▶ AIM: In the records below, locate the line containing "Transcribe this image's", then output that line and all later lines exactly, through the last one.

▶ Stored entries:
>> Start

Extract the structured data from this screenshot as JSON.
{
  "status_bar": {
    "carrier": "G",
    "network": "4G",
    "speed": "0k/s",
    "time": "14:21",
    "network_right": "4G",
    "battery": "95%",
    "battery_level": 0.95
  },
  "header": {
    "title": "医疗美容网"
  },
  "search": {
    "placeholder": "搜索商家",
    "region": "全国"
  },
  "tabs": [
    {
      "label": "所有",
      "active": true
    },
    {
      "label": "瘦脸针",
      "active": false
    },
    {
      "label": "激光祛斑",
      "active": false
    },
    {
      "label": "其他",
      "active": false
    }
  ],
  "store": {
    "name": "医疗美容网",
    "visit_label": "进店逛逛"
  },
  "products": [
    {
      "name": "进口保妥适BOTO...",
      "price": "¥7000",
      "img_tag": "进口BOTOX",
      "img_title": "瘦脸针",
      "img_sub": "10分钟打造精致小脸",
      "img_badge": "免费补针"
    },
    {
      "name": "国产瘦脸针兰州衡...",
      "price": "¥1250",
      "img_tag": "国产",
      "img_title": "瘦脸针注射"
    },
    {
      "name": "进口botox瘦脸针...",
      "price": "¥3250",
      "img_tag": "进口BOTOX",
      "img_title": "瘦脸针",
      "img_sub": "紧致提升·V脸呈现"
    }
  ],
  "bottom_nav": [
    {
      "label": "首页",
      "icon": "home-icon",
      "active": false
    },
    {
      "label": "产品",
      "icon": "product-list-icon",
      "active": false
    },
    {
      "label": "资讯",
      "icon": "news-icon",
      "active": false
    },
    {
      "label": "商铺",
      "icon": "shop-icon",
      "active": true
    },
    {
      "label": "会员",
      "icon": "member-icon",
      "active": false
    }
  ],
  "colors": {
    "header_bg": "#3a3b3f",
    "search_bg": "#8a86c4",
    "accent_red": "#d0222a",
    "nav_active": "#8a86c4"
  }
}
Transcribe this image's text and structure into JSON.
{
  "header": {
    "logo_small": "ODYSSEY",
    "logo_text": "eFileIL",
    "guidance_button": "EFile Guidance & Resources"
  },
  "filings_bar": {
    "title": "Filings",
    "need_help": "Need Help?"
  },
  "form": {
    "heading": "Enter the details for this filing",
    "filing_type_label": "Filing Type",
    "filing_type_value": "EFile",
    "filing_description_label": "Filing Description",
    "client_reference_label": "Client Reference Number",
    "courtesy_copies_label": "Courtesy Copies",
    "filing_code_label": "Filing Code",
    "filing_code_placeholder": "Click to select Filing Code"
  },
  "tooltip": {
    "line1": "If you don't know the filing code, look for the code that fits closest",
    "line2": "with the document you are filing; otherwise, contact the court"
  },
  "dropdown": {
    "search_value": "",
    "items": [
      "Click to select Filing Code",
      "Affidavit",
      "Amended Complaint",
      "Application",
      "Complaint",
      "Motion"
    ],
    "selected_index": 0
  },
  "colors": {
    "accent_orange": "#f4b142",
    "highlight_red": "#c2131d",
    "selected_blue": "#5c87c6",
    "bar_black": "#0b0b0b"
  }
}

>> End

▶ CORRECT OUTPUT:
Transcribe this image's text and structure into JSON.
{
  "header": {
    "logo_small": "ODYSSEY",
    "logo_text": "eFileIL",
    "guidance_button": "EFile Guidance & Resources"
  },
  "filings_bar": {
    "title": "Filings",
    "need_help": "Need Help?"
  },
  "form": {
    "heading": "Enter the details for this filing",
    "filing_type_label": "Filing Type",
    "filing_type_value": "EFile",
    "filing_description_label": "Filing Description",
    "client_reference_label": "Client Reference Number",
    "courtesy_copies_label": "Courtesy Copies",
    "filing_code_label": "Filing Code",
    "filing_code_placeholder": "Click to select Filing Code"
  },
  "tooltip": {
    "line1": "If you don't know the filing code, look for the code that fits closest",
    "line2": "with the document you are filing; otherwise, contact the court"
  },
  "dropdown": {
    "search_value": "",
    "items": [
      "Click to select Filing Code",
      "Affidavit",
      "Amended Complaint",
      "Application",
      "Complaint",
      "Motion"
    ],
    "selected_index": 0
  },
  "colors": {
    "accent_orange": "#f4b142",
    "highlight_red": "#c2131d",
    "selected_blue": "#5c87c6",
    "bar_black": "#0b0b0b"
  }
}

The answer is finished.